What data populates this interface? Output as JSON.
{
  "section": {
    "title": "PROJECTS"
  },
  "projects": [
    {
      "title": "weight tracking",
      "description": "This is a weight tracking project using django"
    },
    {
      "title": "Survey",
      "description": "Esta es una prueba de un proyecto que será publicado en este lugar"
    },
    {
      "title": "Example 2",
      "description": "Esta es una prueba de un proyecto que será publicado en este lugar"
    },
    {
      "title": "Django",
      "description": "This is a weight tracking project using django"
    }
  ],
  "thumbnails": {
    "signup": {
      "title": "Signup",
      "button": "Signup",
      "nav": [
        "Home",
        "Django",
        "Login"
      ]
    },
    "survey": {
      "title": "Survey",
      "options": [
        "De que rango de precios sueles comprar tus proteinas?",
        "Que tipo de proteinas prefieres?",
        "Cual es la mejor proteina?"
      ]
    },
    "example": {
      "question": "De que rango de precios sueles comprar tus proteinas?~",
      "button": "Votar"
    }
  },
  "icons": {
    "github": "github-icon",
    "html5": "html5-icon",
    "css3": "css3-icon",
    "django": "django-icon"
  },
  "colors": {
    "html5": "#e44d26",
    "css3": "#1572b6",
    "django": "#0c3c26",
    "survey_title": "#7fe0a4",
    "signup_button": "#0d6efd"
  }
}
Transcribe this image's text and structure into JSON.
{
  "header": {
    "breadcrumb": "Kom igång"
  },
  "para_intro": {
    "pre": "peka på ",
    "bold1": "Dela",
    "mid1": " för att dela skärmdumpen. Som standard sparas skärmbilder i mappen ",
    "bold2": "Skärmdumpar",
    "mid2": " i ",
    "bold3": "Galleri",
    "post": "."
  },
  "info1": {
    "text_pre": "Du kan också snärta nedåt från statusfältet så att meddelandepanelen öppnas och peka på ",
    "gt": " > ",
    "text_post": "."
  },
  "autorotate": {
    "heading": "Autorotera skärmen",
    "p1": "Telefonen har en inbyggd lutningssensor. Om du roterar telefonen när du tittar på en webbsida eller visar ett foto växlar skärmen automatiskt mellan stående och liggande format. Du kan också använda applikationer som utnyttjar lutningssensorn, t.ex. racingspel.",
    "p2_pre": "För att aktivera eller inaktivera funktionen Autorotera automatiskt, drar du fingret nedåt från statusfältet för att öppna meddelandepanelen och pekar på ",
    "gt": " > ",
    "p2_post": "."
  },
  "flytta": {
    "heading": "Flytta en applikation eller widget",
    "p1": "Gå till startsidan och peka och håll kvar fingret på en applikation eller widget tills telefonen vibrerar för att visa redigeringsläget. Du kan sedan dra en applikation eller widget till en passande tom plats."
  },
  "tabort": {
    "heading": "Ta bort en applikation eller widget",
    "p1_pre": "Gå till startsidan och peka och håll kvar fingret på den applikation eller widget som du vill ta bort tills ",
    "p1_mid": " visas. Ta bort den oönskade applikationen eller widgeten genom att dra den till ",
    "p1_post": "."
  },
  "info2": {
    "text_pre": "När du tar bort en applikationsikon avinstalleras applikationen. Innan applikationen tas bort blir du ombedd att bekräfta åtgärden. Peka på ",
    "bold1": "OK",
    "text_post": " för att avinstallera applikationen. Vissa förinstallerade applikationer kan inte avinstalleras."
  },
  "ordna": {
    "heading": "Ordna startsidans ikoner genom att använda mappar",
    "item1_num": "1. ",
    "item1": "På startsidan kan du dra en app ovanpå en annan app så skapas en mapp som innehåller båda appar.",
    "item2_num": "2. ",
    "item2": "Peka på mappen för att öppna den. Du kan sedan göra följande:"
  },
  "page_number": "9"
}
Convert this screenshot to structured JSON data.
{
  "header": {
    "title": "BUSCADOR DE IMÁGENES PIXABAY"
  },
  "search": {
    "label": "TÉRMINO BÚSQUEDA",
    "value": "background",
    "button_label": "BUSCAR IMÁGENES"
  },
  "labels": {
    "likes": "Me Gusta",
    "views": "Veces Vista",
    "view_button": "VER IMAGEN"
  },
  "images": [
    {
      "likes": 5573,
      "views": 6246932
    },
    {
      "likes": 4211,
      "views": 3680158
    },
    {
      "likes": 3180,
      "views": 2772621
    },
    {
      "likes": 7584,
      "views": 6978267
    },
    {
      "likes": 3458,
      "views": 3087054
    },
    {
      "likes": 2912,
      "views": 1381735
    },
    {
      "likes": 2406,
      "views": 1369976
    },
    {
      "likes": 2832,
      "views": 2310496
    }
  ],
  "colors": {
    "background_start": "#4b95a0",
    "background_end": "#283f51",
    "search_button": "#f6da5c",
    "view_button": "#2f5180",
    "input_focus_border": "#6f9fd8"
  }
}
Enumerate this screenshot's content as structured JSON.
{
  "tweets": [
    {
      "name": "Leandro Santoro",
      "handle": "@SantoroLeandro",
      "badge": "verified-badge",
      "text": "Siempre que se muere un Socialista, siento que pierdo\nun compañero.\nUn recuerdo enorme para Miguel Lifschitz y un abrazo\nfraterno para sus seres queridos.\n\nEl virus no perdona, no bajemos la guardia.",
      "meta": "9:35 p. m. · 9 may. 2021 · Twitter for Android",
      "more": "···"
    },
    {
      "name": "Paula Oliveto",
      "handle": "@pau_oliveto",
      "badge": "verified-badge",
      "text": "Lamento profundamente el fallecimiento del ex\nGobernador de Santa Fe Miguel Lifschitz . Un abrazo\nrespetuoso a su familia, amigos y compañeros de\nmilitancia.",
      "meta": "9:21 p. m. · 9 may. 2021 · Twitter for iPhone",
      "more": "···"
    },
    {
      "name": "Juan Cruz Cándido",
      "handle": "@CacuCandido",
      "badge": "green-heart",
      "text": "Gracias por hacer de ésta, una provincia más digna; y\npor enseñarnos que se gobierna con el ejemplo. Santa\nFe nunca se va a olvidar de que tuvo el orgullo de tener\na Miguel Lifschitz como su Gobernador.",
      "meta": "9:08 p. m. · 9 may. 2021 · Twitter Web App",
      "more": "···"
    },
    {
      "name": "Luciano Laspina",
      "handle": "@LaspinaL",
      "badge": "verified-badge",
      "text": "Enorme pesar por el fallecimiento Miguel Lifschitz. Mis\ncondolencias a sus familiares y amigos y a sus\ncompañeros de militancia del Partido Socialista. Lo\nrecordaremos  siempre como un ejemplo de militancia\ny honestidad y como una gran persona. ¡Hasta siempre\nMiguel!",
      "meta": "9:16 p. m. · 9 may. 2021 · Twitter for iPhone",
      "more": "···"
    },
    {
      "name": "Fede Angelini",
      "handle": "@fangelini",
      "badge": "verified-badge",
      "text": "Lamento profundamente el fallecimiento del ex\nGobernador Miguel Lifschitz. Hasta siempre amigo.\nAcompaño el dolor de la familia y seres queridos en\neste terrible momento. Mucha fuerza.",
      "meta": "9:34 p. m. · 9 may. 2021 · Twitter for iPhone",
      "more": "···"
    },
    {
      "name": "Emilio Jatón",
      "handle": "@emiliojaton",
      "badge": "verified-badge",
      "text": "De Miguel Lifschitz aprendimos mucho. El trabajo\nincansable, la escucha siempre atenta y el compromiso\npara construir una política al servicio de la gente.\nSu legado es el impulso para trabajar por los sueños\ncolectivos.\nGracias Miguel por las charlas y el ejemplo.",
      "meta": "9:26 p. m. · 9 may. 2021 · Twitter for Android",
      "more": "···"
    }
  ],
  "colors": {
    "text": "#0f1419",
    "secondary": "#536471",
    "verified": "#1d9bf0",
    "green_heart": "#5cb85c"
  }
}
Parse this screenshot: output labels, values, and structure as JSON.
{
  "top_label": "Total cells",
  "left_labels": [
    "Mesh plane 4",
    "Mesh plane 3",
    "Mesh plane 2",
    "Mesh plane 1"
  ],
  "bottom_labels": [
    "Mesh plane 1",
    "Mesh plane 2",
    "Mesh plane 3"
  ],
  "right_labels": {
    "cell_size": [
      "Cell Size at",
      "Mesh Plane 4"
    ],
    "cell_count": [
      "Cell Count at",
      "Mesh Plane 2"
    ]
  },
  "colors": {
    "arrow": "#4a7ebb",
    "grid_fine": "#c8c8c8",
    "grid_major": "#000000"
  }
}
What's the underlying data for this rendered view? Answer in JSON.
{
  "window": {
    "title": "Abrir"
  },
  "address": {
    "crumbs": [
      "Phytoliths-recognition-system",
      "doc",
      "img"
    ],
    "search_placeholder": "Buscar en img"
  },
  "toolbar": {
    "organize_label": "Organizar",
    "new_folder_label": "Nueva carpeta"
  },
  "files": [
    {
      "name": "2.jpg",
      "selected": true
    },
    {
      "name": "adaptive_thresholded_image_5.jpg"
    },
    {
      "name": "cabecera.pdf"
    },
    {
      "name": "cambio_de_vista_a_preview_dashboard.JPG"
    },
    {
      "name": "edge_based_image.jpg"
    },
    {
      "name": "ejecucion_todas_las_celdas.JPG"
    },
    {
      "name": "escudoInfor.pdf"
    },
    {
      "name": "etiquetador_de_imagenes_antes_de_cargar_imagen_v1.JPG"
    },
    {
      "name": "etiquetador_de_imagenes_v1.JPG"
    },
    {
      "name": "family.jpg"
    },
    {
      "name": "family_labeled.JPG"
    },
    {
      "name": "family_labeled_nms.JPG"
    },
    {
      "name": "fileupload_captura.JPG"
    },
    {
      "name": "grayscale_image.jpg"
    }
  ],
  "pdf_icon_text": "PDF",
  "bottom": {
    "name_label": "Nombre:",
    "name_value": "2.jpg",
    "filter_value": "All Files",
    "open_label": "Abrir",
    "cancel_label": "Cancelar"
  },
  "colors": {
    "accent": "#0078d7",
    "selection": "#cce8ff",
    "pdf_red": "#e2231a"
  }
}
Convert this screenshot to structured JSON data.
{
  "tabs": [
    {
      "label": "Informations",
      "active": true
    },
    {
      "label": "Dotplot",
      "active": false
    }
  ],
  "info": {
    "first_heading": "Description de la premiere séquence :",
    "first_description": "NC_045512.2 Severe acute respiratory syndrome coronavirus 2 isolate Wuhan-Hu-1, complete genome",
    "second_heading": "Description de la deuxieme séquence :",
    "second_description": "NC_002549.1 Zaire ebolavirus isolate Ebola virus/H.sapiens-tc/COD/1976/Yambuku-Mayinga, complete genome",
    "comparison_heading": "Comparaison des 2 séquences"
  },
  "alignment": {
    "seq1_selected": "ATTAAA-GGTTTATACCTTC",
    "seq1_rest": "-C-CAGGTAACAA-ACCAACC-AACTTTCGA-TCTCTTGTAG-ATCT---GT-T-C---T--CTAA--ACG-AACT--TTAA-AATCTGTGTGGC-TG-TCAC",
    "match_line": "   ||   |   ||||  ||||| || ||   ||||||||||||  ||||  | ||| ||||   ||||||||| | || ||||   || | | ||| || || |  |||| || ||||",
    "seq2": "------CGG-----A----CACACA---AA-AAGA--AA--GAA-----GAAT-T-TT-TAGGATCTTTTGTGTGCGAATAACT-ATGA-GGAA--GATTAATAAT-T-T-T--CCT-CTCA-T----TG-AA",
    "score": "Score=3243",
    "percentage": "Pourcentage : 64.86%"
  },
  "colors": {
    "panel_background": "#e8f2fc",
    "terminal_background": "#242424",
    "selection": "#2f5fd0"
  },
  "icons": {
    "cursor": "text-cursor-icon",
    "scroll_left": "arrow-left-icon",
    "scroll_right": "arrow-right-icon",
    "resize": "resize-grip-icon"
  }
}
====================
Whenever a line of the listing above holds the word "kvar", copy that line.

» **Answer to the exercise**:
    "p1": "Gå till startsidan och peka och håll kvar fingret på en applikation eller widget tills telefonen vibrerar för att visa redigeringsläget. Du kan sedan dra en applikation eller widget till en passande tom plats."
    "p1_pre": "Gå till startsidan och peka och håll kvar fingret på den applikation eller widget som du vill ta bort tills ",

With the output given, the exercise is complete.